Directions for this task. Copy every line from the data below in which the string "underlying" can be found.

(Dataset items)
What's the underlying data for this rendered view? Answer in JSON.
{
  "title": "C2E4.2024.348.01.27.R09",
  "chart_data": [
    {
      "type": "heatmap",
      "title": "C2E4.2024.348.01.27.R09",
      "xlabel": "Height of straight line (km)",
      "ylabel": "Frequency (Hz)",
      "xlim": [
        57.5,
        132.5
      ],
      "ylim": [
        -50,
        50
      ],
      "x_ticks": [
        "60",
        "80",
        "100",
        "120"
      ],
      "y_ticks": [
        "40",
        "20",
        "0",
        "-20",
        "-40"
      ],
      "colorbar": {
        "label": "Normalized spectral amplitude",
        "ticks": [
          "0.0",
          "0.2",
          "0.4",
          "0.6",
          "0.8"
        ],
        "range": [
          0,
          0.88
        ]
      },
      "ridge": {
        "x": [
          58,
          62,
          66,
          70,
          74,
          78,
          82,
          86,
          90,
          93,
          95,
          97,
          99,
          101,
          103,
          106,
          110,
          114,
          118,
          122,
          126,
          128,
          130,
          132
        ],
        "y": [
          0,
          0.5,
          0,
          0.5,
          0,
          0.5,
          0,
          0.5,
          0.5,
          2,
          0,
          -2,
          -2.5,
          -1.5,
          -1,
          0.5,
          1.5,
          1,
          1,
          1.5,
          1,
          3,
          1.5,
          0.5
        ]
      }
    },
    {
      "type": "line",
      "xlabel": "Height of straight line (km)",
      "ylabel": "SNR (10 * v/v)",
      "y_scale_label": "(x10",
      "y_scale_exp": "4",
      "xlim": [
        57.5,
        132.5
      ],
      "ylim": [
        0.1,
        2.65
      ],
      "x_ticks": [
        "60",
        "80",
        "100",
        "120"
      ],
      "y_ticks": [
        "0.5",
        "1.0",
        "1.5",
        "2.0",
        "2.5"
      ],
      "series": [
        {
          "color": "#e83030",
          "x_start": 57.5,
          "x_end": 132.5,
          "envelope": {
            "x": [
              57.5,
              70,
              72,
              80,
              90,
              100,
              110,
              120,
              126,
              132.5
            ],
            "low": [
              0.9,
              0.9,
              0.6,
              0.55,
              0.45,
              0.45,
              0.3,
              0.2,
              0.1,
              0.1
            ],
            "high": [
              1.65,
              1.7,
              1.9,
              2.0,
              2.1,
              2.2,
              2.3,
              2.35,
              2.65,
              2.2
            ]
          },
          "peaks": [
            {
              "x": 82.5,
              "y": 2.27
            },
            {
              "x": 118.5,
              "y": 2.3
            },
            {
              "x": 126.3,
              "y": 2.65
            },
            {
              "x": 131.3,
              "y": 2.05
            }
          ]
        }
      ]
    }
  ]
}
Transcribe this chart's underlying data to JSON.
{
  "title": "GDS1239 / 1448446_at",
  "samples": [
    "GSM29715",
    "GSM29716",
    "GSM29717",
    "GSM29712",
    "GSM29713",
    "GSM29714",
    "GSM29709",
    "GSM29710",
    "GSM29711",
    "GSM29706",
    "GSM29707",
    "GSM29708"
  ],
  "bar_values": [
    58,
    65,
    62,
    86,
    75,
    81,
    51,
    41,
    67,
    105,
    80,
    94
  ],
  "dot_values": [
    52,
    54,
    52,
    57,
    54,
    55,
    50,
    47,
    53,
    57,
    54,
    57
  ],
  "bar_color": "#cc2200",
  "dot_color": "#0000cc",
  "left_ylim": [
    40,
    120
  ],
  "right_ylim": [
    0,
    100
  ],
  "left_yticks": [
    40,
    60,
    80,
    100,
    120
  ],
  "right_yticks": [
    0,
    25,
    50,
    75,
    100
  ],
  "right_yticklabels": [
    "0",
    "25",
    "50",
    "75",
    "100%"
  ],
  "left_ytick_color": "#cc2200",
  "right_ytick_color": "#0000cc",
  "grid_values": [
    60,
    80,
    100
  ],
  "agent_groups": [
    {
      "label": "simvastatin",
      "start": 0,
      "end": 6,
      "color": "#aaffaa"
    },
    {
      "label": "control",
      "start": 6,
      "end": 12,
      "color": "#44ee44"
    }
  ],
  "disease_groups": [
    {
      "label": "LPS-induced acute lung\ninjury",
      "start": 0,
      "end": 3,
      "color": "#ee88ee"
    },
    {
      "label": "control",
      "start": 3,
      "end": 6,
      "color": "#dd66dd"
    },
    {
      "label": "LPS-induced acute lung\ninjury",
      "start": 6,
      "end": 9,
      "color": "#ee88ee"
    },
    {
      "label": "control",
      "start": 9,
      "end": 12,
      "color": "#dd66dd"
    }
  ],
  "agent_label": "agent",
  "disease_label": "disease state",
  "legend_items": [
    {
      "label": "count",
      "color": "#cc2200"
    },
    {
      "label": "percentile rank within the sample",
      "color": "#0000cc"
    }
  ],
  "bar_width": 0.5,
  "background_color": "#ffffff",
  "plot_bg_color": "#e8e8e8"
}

==

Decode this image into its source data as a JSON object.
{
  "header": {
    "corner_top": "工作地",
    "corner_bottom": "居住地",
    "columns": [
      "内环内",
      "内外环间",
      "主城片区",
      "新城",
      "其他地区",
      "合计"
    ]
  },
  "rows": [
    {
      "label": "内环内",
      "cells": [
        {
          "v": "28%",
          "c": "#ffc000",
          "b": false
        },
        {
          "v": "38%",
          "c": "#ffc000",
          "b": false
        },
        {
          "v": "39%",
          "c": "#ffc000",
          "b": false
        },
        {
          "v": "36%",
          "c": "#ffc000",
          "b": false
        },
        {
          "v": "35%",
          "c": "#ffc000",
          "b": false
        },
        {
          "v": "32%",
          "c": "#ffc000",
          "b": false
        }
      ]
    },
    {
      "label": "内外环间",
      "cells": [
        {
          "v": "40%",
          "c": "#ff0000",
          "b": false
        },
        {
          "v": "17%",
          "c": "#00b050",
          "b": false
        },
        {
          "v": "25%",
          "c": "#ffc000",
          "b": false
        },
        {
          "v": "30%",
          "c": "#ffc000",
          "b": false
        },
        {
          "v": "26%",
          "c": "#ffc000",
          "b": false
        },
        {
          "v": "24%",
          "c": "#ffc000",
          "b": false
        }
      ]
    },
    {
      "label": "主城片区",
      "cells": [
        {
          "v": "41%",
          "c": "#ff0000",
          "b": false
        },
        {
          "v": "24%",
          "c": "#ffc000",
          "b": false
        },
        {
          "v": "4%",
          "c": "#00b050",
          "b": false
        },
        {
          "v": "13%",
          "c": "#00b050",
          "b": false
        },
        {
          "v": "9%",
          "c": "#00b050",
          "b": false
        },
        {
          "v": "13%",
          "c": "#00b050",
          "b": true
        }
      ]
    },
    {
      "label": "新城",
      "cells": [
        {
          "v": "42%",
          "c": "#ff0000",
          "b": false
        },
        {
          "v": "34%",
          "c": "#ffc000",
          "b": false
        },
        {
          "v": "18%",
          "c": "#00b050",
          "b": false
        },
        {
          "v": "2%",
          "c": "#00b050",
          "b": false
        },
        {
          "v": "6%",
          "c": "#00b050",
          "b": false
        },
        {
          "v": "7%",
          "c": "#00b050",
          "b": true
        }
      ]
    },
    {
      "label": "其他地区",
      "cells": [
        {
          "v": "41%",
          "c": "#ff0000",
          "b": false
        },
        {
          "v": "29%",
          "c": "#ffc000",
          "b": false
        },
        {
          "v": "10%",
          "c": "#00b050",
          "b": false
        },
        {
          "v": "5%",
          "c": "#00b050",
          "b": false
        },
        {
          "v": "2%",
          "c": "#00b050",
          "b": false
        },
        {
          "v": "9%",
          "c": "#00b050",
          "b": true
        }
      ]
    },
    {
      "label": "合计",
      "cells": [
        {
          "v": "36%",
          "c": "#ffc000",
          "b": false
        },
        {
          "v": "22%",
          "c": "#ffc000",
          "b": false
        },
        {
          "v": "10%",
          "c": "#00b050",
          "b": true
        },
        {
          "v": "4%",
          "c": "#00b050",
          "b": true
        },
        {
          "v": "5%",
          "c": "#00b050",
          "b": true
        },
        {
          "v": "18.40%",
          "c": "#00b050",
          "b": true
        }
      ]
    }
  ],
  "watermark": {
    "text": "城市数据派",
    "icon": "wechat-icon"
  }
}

Output of the exercise.
What's the underlying data for this rendered view? Answer in JSON.
Transcribe this chart's underlying data to JSON.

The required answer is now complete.